## START

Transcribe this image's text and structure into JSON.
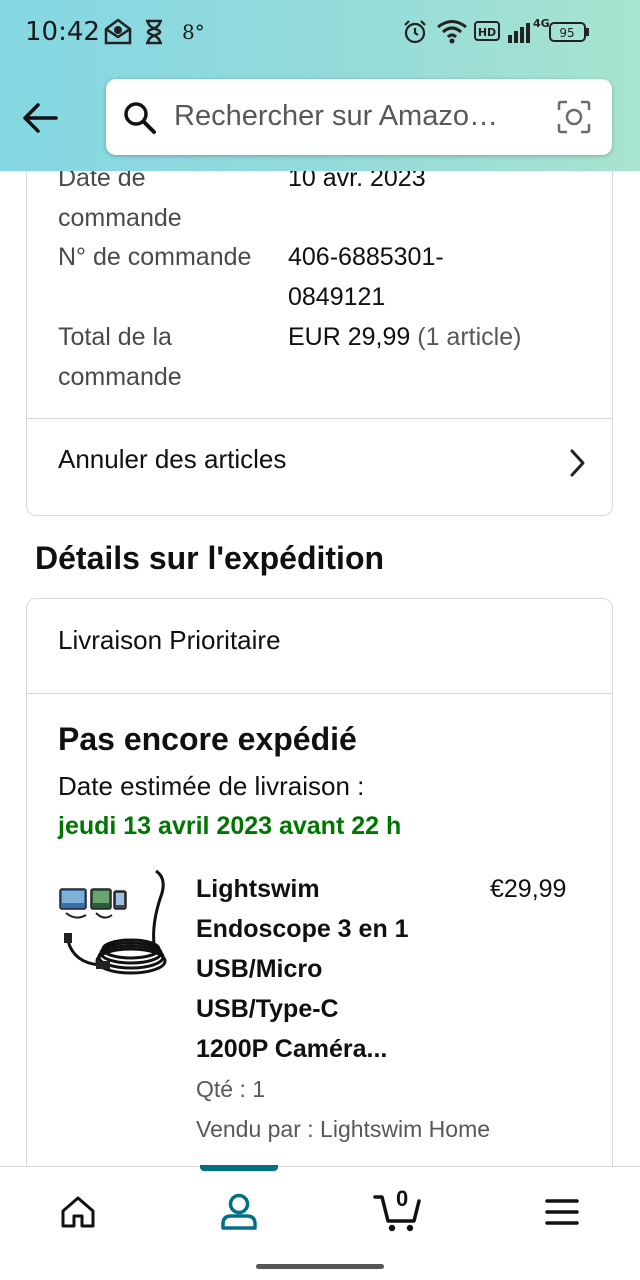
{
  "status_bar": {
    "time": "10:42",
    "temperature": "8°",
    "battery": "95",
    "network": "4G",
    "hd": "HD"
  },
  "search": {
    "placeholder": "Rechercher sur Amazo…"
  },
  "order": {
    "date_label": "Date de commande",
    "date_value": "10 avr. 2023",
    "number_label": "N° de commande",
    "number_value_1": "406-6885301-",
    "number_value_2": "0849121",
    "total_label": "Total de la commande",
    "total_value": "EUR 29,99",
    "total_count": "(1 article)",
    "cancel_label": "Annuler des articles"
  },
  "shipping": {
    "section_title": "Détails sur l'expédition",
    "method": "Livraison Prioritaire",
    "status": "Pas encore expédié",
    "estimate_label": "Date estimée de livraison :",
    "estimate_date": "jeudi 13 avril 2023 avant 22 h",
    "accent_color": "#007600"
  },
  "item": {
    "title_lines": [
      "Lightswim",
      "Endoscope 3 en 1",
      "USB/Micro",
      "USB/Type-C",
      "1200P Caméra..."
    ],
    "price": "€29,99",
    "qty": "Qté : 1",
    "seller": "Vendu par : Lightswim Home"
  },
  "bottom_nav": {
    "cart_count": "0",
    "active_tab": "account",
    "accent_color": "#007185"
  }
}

## END
## START

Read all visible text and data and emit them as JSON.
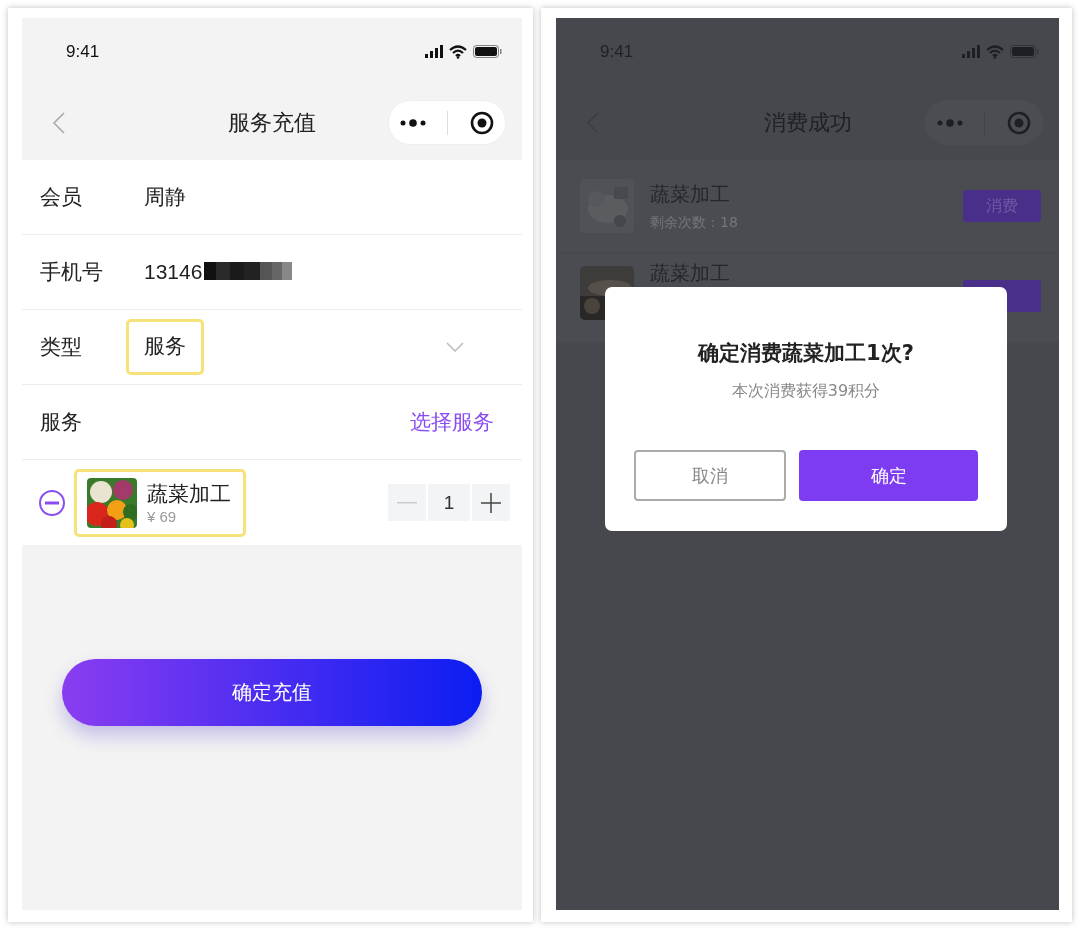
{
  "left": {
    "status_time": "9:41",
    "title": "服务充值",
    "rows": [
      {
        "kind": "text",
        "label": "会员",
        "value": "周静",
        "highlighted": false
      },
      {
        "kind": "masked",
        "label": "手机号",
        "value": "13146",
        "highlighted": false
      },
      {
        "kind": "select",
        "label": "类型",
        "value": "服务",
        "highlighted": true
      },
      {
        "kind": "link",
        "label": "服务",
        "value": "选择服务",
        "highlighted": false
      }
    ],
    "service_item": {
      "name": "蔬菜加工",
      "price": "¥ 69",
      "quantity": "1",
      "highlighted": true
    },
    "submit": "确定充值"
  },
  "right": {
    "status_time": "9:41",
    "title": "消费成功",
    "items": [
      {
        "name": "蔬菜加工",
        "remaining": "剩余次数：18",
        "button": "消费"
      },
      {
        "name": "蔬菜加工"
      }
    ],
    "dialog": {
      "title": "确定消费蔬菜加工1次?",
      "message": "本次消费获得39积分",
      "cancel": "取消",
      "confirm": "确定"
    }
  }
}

## END

== YOUR OBJECTIVE ==
Go through the records and copy each line with "commande" in it.

== OUTPUT FOR THIS EXERCISE ==
    "date_label": "Date de commande",
    "number_label": "N° de commande",
    "total_label": "Total de la commande",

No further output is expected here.